**To do:** Take each line that has the word "вдруг" and return it.

--- Data for this task ---

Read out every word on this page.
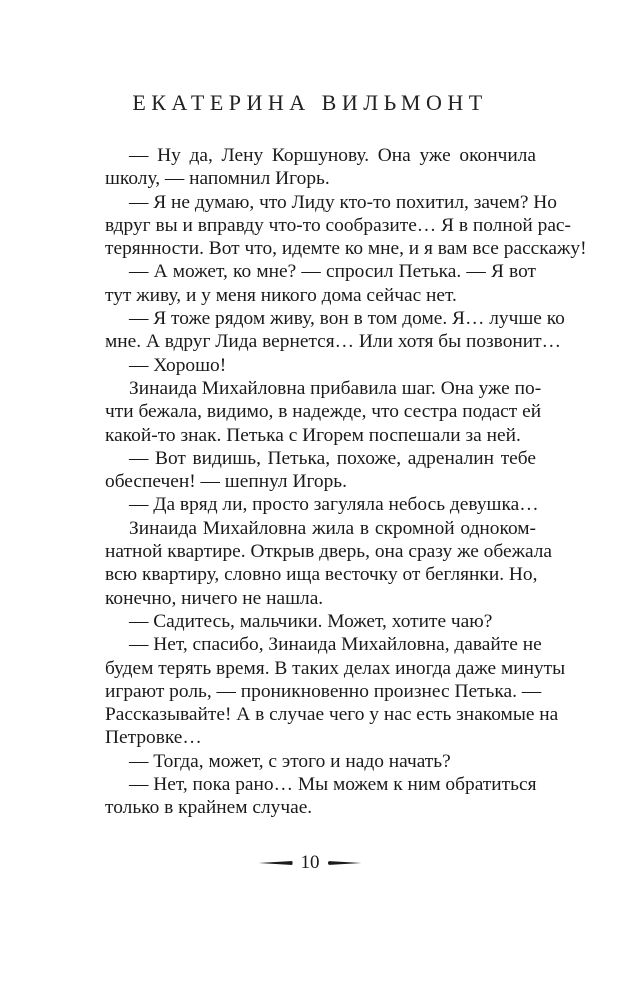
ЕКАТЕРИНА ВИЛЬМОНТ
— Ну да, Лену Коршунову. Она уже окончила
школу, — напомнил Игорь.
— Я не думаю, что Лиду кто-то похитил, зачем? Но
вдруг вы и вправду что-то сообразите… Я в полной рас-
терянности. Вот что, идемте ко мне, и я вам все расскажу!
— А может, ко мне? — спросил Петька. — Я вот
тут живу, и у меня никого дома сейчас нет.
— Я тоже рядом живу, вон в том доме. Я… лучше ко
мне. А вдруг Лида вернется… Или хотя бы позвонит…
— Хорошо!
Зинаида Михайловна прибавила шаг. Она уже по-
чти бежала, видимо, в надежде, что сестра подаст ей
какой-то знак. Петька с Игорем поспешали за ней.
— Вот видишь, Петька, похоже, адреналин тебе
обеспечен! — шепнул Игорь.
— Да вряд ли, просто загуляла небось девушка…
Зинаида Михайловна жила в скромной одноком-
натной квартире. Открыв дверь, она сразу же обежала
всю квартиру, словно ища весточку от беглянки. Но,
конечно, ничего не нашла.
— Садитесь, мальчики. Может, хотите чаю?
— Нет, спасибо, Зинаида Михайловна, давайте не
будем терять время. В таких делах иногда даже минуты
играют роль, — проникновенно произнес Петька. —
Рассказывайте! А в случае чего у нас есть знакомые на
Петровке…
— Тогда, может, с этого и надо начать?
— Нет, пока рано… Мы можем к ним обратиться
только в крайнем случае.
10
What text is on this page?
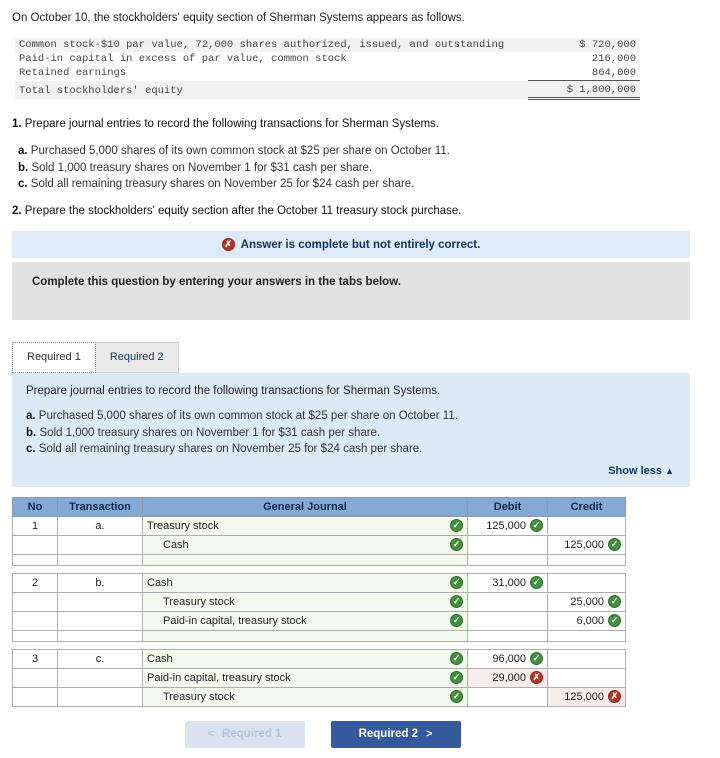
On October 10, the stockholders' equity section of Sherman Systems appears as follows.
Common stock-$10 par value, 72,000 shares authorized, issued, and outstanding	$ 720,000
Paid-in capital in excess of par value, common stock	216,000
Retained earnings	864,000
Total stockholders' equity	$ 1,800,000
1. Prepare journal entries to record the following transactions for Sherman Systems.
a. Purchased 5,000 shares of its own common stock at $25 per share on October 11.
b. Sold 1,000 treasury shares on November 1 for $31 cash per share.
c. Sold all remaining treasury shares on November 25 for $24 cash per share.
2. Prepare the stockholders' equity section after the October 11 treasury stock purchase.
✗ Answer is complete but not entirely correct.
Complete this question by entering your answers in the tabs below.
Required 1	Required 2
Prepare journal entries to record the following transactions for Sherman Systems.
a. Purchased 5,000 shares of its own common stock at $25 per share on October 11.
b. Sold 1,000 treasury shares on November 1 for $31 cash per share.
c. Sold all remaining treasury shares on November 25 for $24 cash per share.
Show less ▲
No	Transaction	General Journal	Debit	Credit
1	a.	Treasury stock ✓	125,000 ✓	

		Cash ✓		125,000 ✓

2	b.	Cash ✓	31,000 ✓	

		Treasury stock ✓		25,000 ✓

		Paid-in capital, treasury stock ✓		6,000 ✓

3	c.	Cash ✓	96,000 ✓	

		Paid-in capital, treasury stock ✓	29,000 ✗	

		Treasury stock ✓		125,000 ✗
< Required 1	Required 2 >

---

**In response:**
вдруг вы и вправду что-то сообразите… Я в полной рас-
мне. А вдруг Лида вернется… Или хотя бы позвонит…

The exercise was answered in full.